=== Task ===
Revise the records below by replacing every "interactable" with "clickable" and leaving all other text unchanged. Reproduce the records without the pictures.

=== Entries shown ===
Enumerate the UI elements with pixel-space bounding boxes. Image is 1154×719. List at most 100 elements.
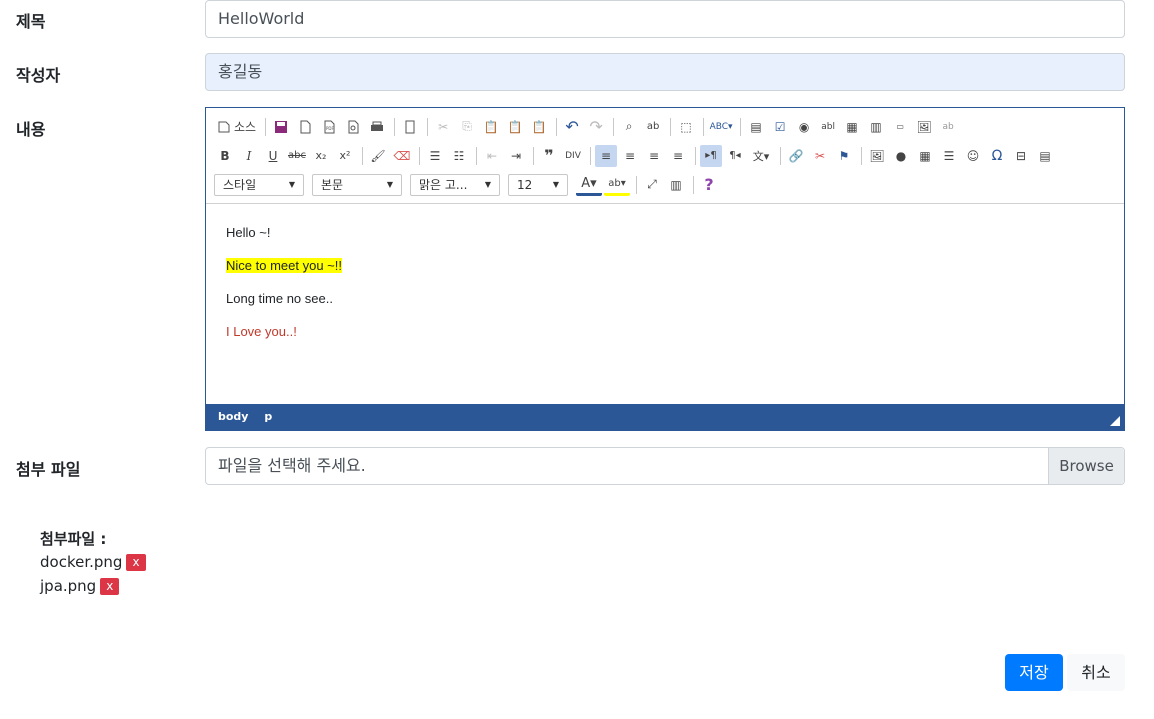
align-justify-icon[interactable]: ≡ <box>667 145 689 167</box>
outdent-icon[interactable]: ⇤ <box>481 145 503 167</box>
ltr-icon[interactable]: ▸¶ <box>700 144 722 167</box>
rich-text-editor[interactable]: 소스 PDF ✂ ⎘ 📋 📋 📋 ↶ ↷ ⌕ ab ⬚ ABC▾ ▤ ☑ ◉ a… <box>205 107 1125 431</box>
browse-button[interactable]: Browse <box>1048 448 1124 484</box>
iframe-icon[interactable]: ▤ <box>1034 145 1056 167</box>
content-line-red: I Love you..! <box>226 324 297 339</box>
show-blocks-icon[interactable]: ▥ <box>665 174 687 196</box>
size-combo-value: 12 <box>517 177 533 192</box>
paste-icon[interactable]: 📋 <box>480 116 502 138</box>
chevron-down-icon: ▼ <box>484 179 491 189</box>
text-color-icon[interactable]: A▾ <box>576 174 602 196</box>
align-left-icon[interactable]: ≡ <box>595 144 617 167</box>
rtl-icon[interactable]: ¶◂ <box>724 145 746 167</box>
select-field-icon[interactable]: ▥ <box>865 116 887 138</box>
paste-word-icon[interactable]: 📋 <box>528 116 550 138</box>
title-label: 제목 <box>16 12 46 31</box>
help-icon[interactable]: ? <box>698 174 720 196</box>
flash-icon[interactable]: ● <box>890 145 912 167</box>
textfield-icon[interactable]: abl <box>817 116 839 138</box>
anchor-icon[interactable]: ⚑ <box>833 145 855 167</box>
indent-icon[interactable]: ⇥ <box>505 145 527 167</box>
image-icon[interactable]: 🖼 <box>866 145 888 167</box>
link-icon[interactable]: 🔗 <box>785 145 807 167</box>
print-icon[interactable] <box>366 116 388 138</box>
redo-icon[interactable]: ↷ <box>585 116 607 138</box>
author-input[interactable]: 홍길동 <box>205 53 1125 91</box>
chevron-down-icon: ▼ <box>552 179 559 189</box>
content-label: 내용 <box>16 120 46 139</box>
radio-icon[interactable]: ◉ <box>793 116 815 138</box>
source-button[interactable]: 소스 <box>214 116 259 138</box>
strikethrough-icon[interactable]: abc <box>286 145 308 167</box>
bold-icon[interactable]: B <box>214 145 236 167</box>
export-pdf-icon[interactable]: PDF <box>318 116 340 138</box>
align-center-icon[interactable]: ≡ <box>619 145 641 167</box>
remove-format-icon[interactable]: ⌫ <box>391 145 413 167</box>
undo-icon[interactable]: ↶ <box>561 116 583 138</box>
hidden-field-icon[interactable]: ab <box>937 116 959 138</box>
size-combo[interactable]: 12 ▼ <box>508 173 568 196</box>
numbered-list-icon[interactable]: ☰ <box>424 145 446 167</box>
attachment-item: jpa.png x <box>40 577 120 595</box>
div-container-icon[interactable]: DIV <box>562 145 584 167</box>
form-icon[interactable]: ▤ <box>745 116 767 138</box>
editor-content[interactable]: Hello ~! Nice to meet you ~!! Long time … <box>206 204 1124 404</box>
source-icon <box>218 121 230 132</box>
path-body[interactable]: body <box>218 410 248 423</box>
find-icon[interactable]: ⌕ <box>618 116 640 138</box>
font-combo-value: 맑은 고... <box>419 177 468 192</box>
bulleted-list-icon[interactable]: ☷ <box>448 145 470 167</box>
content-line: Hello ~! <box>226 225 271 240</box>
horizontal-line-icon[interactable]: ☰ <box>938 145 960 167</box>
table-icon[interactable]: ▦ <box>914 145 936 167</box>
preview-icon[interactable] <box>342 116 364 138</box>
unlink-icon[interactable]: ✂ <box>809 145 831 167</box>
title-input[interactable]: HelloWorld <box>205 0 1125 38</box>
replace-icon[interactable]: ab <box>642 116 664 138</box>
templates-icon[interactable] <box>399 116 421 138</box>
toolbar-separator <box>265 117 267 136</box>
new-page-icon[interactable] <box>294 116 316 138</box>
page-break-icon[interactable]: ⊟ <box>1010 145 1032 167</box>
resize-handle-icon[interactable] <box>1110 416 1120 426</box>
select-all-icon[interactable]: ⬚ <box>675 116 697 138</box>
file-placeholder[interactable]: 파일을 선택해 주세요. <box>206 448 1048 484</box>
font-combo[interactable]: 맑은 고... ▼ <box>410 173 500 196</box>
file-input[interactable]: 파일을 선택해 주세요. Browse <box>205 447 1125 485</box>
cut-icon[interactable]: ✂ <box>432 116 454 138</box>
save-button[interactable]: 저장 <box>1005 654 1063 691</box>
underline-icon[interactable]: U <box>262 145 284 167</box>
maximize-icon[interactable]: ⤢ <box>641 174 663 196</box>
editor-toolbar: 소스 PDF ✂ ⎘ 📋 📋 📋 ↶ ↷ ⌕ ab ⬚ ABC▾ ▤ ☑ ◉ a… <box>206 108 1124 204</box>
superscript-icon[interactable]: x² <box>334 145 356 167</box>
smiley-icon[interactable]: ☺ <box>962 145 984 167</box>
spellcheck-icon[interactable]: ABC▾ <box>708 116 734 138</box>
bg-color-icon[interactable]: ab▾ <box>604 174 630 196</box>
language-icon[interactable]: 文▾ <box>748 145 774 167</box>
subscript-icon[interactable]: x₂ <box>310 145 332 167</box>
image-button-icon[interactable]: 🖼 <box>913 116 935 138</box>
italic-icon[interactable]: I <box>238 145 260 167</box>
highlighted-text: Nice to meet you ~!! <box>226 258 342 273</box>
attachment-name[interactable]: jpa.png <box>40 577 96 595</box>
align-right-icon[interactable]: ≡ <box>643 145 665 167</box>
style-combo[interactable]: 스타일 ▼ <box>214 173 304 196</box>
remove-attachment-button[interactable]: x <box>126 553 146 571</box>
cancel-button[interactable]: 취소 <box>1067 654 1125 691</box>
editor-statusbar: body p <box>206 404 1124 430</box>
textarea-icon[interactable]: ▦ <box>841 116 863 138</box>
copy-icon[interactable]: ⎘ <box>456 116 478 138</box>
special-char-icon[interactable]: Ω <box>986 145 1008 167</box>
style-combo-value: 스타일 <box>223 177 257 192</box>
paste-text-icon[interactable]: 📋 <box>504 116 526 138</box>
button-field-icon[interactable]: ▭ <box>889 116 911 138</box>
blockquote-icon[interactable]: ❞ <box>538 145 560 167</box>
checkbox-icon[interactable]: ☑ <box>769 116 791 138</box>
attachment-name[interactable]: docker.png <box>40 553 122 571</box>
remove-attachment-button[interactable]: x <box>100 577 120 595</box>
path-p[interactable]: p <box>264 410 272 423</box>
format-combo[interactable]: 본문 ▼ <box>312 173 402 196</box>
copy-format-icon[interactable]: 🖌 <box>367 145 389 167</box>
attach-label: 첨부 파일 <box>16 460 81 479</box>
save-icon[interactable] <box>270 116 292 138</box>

=== Exercise result ===
Enumerate the UI elements with pixel-space bounding boxes. Image is 1154×719. List at most 100 elements.
align-justify-icon[clickable]: ≡ <box>667 145 689 167</box>
outdent-icon[clickable]: ⇤ <box>481 145 503 167</box>
ltr-icon[clickable]: ▸¶ <box>700 144 722 167</box>
rich-text-editor[clickable]: 소스 PDF ✂ ⎘ 📋 📋 📋 ↶ ↷ ⌕ ab ⬚ ABC▾ ▤ ☑ ◉ a… <box>205 107 1125 431</box>
browse-button[clickable]: Browse <box>1048 448 1124 484</box>
iframe-icon[clickable]: ▤ <box>1034 145 1056 167</box>
content-line-red: I Love you..! <box>226 324 297 339</box>
show-blocks-icon[clickable]: ▥ <box>665 174 687 196</box>
size-combo-value: 12 <box>517 177 533 192</box>
paste-icon[clickable]: 📋 <box>480 116 502 138</box>
chevron-down-icon: ▼ <box>484 179 491 189</box>
text-color-icon[clickable]: A▾ <box>576 174 602 196</box>
align-left-icon[clickable]: ≡ <box>595 144 617 167</box>
rtl-icon[clickable]: ¶◂ <box>724 145 746 167</box>
select-field-icon[clickable]: ▥ <box>865 116 887 138</box>
paste-word-icon[clickable]: 📋 <box>528 116 550 138</box>
title-label: 제목 <box>16 12 46 31</box>
help-icon[clickable]: ? <box>698 174 720 196</box>
flash-icon[clickable]: ● <box>890 145 912 167</box>
textfield-icon[clickable]: abl <box>817 116 839 138</box>
anchor-icon[clickable]: ⚑ <box>833 145 855 167</box>
indent-icon[clickable]: ⇥ <box>505 145 527 167</box>
image-icon[clickable]: 🖼 <box>866 145 888 167</box>
link-icon[clickable]: 🔗 <box>785 145 807 167</box>
print-icon[clickable] <box>366 116 388 138</box>
redo-icon[clickable]: ↷ <box>585 116 607 138</box>
author-input[clickable]: 홍길동 <box>205 53 1125 91</box>
chevron-down-icon: ▼ <box>552 179 559 189</box>
content-label: 내용 <box>16 120 46 139</box>
radio-icon[clickable]: ◉ <box>793 116 815 138</box>
source-button[clickable]: 소스 <box>214 116 259 138</box>
strikethrough-icon[clickable]: abc <box>286 145 308 167</box>
bold-icon[clickable]: B <box>214 145 236 167</box>
export-pdf-icon[clickable]: PDF <box>318 116 340 138</box>
align-center-icon[clickable]: ≡ <box>619 145 641 167</box>
remove-format-icon[clickable]: ⌫ <box>391 145 413 167</box>
undo-icon[clickable]: ↶ <box>561 116 583 138</box>
hidden-field-icon[clickable]: ab <box>937 116 959 138</box>
size-combo[clickable]: 12 ▼ <box>508 173 568 196</box>
numbered-list-icon[clickable]: ☰ <box>424 145 446 167</box>
attachment-item: jpa.png x <box>40 577 120 595</box>
div-container-icon[clickable]: DIV <box>562 145 584 167</box>
form-icon[clickable]: ▤ <box>745 116 767 138</box>
editor-content[clickable]: Hello ~! Nice to meet you ~!! Long time … <box>206 204 1124 404</box>
source-icon <box>218 121 230 132</box>
path-body[clickable]: body <box>218 410 248 423</box>
find-icon[clickable]: ⌕ <box>618 116 640 138</box>
font-combo-value: 맑은 고... <box>419 177 468 192</box>
bulleted-list-icon[clickable]: ☷ <box>448 145 470 167</box>
content-line: Hello ~! <box>226 225 271 240</box>
horizontal-line-icon[clickable]: ☰ <box>938 145 960 167</box>
table-icon[clickable]: ▦ <box>914 145 936 167</box>
preview-icon[clickable] <box>342 116 364 138</box>
unlink-icon[clickable]: ✂ <box>809 145 831 167</box>
title-input[clickable]: HelloWorld <box>205 0 1125 38</box>
replace-icon[clickable]: ab <box>642 116 664 138</box>
templates-icon[clickable] <box>399 116 421 138</box>
toolbar-separator <box>265 117 267 136</box>
new-page-icon[clickable] <box>294 116 316 138</box>
page-break-icon[clickable]: ⊟ <box>1010 145 1032 167</box>
resize-handle-icon[clickable] <box>1110 416 1120 426</box>
select-all-icon[clickable]: ⬚ <box>675 116 697 138</box>
file-placeholder[clickable]: 파일을 선택해 주세요. <box>206 448 1048 484</box>
font-combo[clickable]: 맑은 고... ▼ <box>410 173 500 196</box>
file-input[clickable]: 파일을 선택해 주세요. Browse <box>205 447 1125 485</box>
cut-icon[clickable]: ✂ <box>432 116 454 138</box>
save-button[clickable]: 저장 <box>1005 654 1063 691</box>
underline-icon[clickable]: U <box>262 145 284 167</box>
maximize-icon[clickable]: ⤢ <box>641 174 663 196</box>
editor-toolbar: 소스 PDF ✂ ⎘ 📋 📋 📋 ↶ ↷ ⌕ ab ⬚ ABC▾ ▤ ☑ ◉ a… <box>206 108 1124 204</box>
superscript-icon[clickable]: x² <box>334 145 356 167</box>
smiley-icon[clickable]: ☺ <box>962 145 984 167</box>
spellcheck-icon[clickable]: ABC▾ <box>708 116 734 138</box>
bg-color-icon[clickable]: ab▾ <box>604 174 630 196</box>
language-icon[clickable]: 文▾ <box>748 145 774 167</box>
subscript-icon[clickable]: x₂ <box>310 145 332 167</box>
image-button-icon[clickable]: 🖼 <box>913 116 935 138</box>
italic-icon[clickable]: I <box>238 145 260 167</box>
highlighted-text: Nice to meet you ~!! <box>226 258 342 273</box>
attachment-name[clickable]: jpa.png <box>40 577 96 595</box>
align-right-icon[clickable]: ≡ <box>643 145 665 167</box>
style-combo[clickable]: 스타일 ▼ <box>214 173 304 196</box>
remove-attachment-button[clickable]: x <box>126 553 146 571</box>
cancel-button[clickable]: 취소 <box>1067 654 1125 691</box>
editor-statusbar: body p <box>206 404 1124 430</box>
textarea-icon[clickable]: ▦ <box>841 116 863 138</box>
copy-icon[clickable]: ⎘ <box>456 116 478 138</box>
special-char-icon[clickable]: Ω <box>986 145 1008 167</box>
style-combo-value: 스타일 <box>223 177 257 192</box>
paste-text-icon[clickable]: 📋 <box>504 116 526 138</box>
button-field-icon[clickable]: ▭ <box>889 116 911 138</box>
blockquote-icon[clickable]: ❞ <box>538 145 560 167</box>
checkbox-icon[clickable]: ☑ <box>769 116 791 138</box>
attachment-name[clickable]: docker.png <box>40 553 122 571</box>
remove-attachment-button[clickable]: x <box>100 577 120 595</box>
path-p[clickable]: p <box>264 410 272 423</box>
format-combo[clickable]: 본문 ▼ <box>312 173 402 196</box>
copy-format-icon[clickable]: 🖌 <box>367 145 389 167</box>
attach-label: 첨부 파일 <box>16 460 81 479</box>
save-icon[clickable] <box>270 116 292 138</box>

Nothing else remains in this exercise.